━━━ AVAILABLE RECORDS ━━━

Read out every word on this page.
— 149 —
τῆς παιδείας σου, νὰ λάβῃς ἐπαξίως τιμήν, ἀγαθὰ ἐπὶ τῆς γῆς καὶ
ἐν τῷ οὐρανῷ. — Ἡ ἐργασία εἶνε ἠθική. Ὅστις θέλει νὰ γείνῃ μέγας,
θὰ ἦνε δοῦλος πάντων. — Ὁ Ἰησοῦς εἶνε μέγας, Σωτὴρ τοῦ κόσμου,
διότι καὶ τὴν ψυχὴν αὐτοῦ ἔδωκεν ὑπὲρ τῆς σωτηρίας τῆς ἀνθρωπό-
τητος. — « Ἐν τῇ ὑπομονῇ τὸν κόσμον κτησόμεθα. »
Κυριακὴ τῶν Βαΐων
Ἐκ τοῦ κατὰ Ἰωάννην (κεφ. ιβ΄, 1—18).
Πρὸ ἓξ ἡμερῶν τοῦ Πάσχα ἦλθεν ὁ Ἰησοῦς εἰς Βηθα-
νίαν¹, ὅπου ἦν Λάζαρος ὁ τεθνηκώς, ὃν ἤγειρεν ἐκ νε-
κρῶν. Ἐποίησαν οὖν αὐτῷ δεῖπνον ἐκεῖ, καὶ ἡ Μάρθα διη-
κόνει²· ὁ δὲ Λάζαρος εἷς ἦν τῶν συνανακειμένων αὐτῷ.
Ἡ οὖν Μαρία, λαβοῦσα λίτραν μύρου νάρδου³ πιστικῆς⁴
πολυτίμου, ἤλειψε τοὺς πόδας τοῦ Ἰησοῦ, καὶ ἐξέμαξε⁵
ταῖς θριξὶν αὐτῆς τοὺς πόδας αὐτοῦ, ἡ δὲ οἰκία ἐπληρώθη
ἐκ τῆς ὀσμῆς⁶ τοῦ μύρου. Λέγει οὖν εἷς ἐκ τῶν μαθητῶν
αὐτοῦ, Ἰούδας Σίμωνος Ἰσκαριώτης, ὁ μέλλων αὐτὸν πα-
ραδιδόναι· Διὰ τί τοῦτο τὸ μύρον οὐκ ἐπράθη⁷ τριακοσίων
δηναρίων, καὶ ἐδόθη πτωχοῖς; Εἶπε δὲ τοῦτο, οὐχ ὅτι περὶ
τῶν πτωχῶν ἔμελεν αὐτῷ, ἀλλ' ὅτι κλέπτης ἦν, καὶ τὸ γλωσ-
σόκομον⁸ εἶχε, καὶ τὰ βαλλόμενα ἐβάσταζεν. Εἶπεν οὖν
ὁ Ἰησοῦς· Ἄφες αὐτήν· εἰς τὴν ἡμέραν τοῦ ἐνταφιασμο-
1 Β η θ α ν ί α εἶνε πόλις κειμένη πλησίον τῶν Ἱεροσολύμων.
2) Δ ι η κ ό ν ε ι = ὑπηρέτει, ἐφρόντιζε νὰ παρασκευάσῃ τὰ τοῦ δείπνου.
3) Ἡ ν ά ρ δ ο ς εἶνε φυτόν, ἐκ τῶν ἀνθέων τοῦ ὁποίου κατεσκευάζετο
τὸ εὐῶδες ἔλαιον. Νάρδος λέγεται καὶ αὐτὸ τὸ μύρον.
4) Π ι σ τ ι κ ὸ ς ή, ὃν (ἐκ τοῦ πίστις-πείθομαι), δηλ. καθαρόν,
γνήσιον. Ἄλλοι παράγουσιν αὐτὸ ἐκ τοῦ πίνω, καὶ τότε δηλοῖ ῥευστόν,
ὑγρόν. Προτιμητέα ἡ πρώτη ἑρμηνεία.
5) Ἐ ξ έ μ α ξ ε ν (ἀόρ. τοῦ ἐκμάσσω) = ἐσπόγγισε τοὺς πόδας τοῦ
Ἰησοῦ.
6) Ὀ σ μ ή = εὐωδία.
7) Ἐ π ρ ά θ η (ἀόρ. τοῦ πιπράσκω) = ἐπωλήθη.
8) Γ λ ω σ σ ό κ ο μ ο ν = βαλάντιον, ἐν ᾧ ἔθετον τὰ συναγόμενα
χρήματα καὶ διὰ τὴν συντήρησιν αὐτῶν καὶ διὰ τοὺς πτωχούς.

━━━

**WHAT TO WORK ON**
Repeat the entries above exactly, leaving nothing out.

**SOLUTION TO THE EXERCISE**
Read out every word on this page.
— 149 —
τῆς παιδείας σου, νὰ λάβῃς ἐπαξίως τιμήν, ἀγαθὰ ἐπὶ τῆς γῆς καὶ
ἐν τῷ οὐρανῷ. — Ἡ ἐργασία εἶνε ἠθική. Ὅστις θέλει νὰ γείνῃ μέγας,
θὰ ἦνε δοῦλος πάντων. — Ὁ Ἰησοῦς εἶνε μέγας, Σωτὴρ τοῦ κόσμου,
διότι καὶ τὴν ψυχὴν αὐτοῦ ἔδωκεν ὑπὲρ τῆς σωτηρίας τῆς ἀνθρωπό-
τητος. — « Ἐν τῇ ὑπομονῇ τὸν κόσμον κτησόμεθα. »
Κυριακὴ τῶν Βαΐων
Ἐκ τοῦ κατὰ Ἰωάννην (κεφ. ιβ΄, 1—18).
Πρὸ ἓξ ἡμερῶν τοῦ Πάσχα ἦλθεν ὁ Ἰησοῦς εἰς Βηθα-
νίαν¹, ὅπου ἦν Λάζαρος ὁ τεθνηκώς, ὃν ἤγειρεν ἐκ νε-
κρῶν. Ἐποίησαν οὖν αὐτῷ δεῖπνον ἐκεῖ, καὶ ἡ Μάρθα διη-
κόνει²· ὁ δὲ Λάζαρος εἷς ἦν τῶν συνανακειμένων αὐτῷ.
Ἡ οὖν Μαρία, λαβοῦσα λίτραν μύρου νάρδου³ πιστικῆς⁴
πολυτίμου, ἤλειψε τοὺς πόδας τοῦ Ἰησοῦ, καὶ ἐξέμαξε⁵
ταῖς θριξὶν αὐτῆς τοὺς πόδας αὐτοῦ, ἡ δὲ οἰκία ἐπληρώθη
ἐκ τῆς ὀσμῆς⁶ τοῦ μύρου. Λέγει οὖν εἷς ἐκ τῶν μαθητῶν
αὐτοῦ, Ἰούδας Σίμωνος Ἰσκαριώτης, ὁ μέλλων αὐτὸν πα-
ραδιδόναι· Διὰ τί τοῦτο τὸ μύρον οὐκ ἐπράθη⁷ τριακοσίων
δηναρίων, καὶ ἐδόθη πτωχοῖς; Εἶπε δὲ τοῦτο, οὐχ ὅτι περὶ
τῶν πτωχῶν ἔμελεν αὐτῷ, ἀλλ' ὅτι κλέπτης ἦν, καὶ τὸ γλωσ-
σόκομον⁸ εἶχε, καὶ τὰ βαλλόμενα ἐβάσταζεν. Εἶπεν οὖν
ὁ Ἰησοῦς· Ἄφες αὐτήν· εἰς τὴν ἡμέραν τοῦ ἐνταφιασμο-
1 Β η θ α ν ί α εἶνε πόλις κειμένη πλησίον τῶν Ἱεροσολύμων.
2) Δ ι η κ ό ν ε ι = ὑπηρέτει, ἐφρόντιζε νὰ παρασκευάσῃ τὰ τοῦ δείπνου.
3) Ἡ ν ά ρ δ ο ς εἶνε φυτόν, ἐκ τῶν ἀνθέων τοῦ ὁποίου κατεσκευάζετο
τὸ εὐῶδες ἔλαιον. Νάρδος λέγεται καὶ αὐτὸ τὸ μύρον.
4) Π ι σ τ ι κ ὸ ς ή, ὃν (ἐκ τοῦ πίστις-πείθομαι), δηλ. καθαρόν,
γνήσιον. Ἄλλοι παράγουσιν αὐτὸ ἐκ τοῦ πίνω, καὶ τότε δηλοῖ ῥευστόν,
ὑγρόν. Προτιμητέα ἡ πρώτη ἑρμηνεία.
5) Ἐ ξ έ μ α ξ ε ν (ἀόρ. τοῦ ἐκμάσσω) = ἐσπόγγισε τοὺς πόδας τοῦ
Ἰησοῦ.
6) Ὀ σ μ ή = εὐωδία.
7) Ἐ π ρ ά θ η (ἀόρ. τοῦ πιπράσκω) = ἐπωλήθη.
8) Γ λ ω σ σ ό κ ο μ ο ν = βαλάντιον, ἐν ᾧ ἔθετον τὰ συναγόμενα
χρήματα καὶ διὰ τὴν συντήρησιν αὐτῶν καὶ διὰ τοὺς πτωχούς.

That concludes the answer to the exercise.